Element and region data
>> START

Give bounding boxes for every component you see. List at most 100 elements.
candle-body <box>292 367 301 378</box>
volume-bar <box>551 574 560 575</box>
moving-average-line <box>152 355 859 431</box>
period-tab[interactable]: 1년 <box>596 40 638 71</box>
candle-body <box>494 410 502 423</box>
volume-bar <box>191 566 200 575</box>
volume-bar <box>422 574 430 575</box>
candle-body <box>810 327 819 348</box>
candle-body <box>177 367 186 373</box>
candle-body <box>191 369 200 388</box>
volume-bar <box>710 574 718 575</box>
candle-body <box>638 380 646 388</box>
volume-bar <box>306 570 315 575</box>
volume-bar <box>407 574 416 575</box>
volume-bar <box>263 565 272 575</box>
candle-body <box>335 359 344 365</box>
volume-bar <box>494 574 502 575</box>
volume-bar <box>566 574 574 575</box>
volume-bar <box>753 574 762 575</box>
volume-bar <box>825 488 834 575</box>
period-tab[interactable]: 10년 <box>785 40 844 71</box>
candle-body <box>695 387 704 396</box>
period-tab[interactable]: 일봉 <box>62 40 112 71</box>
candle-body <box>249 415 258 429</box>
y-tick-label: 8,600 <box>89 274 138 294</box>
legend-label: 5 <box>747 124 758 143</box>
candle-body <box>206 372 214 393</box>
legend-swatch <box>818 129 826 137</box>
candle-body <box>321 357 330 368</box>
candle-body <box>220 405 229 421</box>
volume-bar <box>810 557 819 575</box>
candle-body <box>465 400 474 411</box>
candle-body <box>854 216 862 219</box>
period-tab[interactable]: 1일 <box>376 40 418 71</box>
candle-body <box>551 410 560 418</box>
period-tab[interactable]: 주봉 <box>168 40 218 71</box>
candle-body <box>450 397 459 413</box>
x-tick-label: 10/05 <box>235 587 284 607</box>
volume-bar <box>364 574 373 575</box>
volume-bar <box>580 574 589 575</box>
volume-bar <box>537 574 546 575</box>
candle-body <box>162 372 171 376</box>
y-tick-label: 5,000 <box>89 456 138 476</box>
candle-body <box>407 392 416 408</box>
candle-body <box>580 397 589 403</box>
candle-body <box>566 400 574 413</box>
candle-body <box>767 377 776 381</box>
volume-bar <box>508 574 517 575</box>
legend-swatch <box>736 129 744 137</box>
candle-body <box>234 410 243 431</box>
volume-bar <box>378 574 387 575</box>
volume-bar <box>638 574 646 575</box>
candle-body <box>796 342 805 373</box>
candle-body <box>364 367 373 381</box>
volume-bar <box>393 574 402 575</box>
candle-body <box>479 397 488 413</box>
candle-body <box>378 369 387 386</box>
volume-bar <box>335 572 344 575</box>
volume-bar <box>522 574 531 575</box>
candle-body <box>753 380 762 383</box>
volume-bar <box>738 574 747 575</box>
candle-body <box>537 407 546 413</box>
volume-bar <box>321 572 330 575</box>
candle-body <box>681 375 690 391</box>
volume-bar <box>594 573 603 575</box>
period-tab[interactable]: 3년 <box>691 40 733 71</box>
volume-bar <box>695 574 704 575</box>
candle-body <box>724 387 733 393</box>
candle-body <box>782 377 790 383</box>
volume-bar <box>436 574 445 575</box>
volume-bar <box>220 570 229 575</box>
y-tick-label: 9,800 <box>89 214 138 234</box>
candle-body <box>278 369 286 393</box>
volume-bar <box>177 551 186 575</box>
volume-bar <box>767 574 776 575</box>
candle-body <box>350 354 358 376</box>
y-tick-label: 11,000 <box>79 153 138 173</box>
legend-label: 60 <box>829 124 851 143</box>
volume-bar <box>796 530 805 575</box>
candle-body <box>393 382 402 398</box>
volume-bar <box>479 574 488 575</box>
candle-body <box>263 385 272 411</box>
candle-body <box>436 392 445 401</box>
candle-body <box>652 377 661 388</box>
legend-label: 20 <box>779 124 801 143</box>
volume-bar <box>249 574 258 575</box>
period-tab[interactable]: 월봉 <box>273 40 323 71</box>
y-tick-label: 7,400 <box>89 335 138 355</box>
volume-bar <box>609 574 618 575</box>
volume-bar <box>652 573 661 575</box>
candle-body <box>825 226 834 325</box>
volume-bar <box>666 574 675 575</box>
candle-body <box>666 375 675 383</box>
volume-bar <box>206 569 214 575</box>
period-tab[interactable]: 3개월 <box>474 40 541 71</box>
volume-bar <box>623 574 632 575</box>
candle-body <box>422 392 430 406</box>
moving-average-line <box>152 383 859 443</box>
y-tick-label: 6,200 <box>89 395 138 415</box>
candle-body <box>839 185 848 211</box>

>> END

** The exercise **
Turn each line of the data above into one string in a JSON list. Skip any blank lines.

** Exercise solution **
[
  "Give bounding boxes for every component you see. List at most 100 elements.",
  "candle-body <box>292 367 301 378</box>",
  "volume-bar <box>551 574 560 575</box>",
  "moving-average-line <box>152 355 859 431</box>",
  "period-tab[interactable]: 1년 <box>596 40 638 71</box>",
  "candle-body <box>494 410 502 423</box>",
  "volume-bar <box>191 566 200 575</box>",
  "volume-bar <box>422 574 430 575</box>",
  "candle-body <box>810 327 819 348</box>",
  "candle-body <box>177 367 186 373</box>",
  "candle-body <box>191 369 200 388</box>",
  "volume-bar <box>710 574 718 575</box>",
  "candle-body <box>638 380 646 388</box>",
  "volume-bar <box>306 570 315 575</box>",
  "volume-bar <box>407 574 416 575</box>",
  "volume-bar <box>263 565 272 575</box>",
  "candle-body <box>335 359 344 365</box>",
  "volume-bar <box>494 574 502 575</box>",
  "volume-bar <box>566 574 574 575</box>",
  "volume-bar <box>753 574 762 575</box>",
  "volume-bar <box>825 488 834 575</box>",
  "period-tab[interactable]: 10년 <box>785 40 844 71</box>",
  "candle-body <box>695 387 704 396</box>",
  "period-tab[interactable]: 일봉 <box>62 40 112 71</box>",
  "candle-body <box>249 415 258 429</box>",
  "y-tick-label: 8,600 <box>89 274 138 294</box>",
  "legend-label: 5 <box>747 124 758 143</box>",
  "candle-body <box>206 372 214 393</box>",
  "legend-swatch <box>818 129 826 137</box>",
  "candle-body <box>321 357 330 368</box>",
  "candle-body <box>220 405 229 421</box>",
  "volume-bar <box>810 557 819 575</box>",
  "candle-body <box>465 400 474 411</box>",
  "candle-body <box>854 216 862 219</box>",
  "period-tab[interactable]: 1일 <box>376 40 418 71</box>",
  "candle-body <box>551 410 560 418</box>",
  "period-tab[interactable]: 주봉 <box>168 40 218 71</box>",
  "candle-body <box>450 397 459 413</box>",
  "x-tick-label: 10/05 <box>235 587 284 607</box>",
  "volume-bar <box>364 574 373 575</box>",
  "volume-bar <box>580 574 589 575</box>",
  "volume-bar <box>537 574 546 575</box>",
  "candle-body <box>162 372 171 376</box>",
  "y-tick-label: 5,000 <box>89 456 138 476</box>",
  "candle-body <box>407 392 416 408</box>",
  "candle-body <box>580 397 589 403</box>",
  "candle-body <box>566 400 574 413</box>",
  "candle-body <box>767 377 776 381</box>",
  "volume-bar <box>508 574 517 575</box>",
  "legend-swatch <box>736 129 744 137</box>",
  "candle-body <box>234 410 243 431</box>",
  "volume-bar <box>378 574 387 575</box>",
  "volume-bar <box>638 574 646 575</box>",
  "candle-body <box>796 342 805 373</box>",
  "candle-body <box>364 367 373 381</box>",
  "volume-bar <box>393 574 402 575</box>",
  "candle-body <box>479 397 488 413</box>",
  "candle-body <box>378 369 387 386</box>",
  "volume-bar <box>335 572 344 575</box>",
  "volume-bar <box>522 574 531 575</box>",
  "candle-body <box>753 380 762 383</box>",
  "volume-bar <box>738 574 747 575</box>",
  "candle-body <box>537 407 546 413</box>",
  "volume-bar <box>321 572 330 575</box>",
  "candle-body <box>681 375 690 391</box>",
  "volume-bar <box>594 573 603 575</box>",
  "period-tab[interactable]: 3년 <box>691 40 733 71</box>",
  "volume-bar <box>695 574 704 575</box>",
  "candle-body <box>724 387 733 393</box>",
  "candle-body <box>782 377 790 383</box>",
  "volume-bar <box>436 574 445 575</box>",
  "volume-bar <box>220 570 229 575</box>",
  "y-tick-label: 9,800 <box>89 214 138 234</box>",
  "candle-body <box>278 369 286 393</box>",
  "volume-bar <box>177 551 186 575</box>",
  "volume-bar <box>767 574 776 575</box>",
  "candle-body <box>350 354 358 376</box>",
  "y-tick-label: 11,000 <box>79 153 138 173</box>",
  "legend-label: 60 <box>829 124 851 143</box>",
  "volume-bar <box>796 530 805 575</box>",
  "candle-body <box>393 382 402 398</box>",
  "volume-bar <box>479 574 488 575</box>",
  "candle-body <box>263 385 272 411</box>",
  "candle-body <box>436 392 445 401</box>",
  "candle-body <box>652 377 661 388</box>",
  "legend-label: 20 <box>779 124 801 143</box>",
  "volume-bar <box>249 574 258 575</box>",
  "period-tab[interactable]: 월봉 <box>273 40 323 71</box>",
  "y-tick-label: 7,400 <box>89 335 138 355</box>",
  "volume-bar <box>609 574 618 575</box>",
  "volume-bar <box>652 573 661 575</box>",
  "candle-body <box>825 226 834 325</box>",
  "volume-bar <box>666 574 675 575</box>",
  "candle-body <box>666 375 675 383</box>",
  "volume-bar <box>206 569 214 575</box>",
  "period-tab[interactable]: 3개월 <box>474 40 541 71</box>",
  "volume-bar <box>623 574 632 575</box>",
  "candle-body <box>422 392 430 406</box>",
  "moving-average-line <box>152 383 859 443</box>",
  "y-tick-label: 6,200 <box>89 395 138 415</box>",
  "candle-body <box>839 185 848 211</box>"
]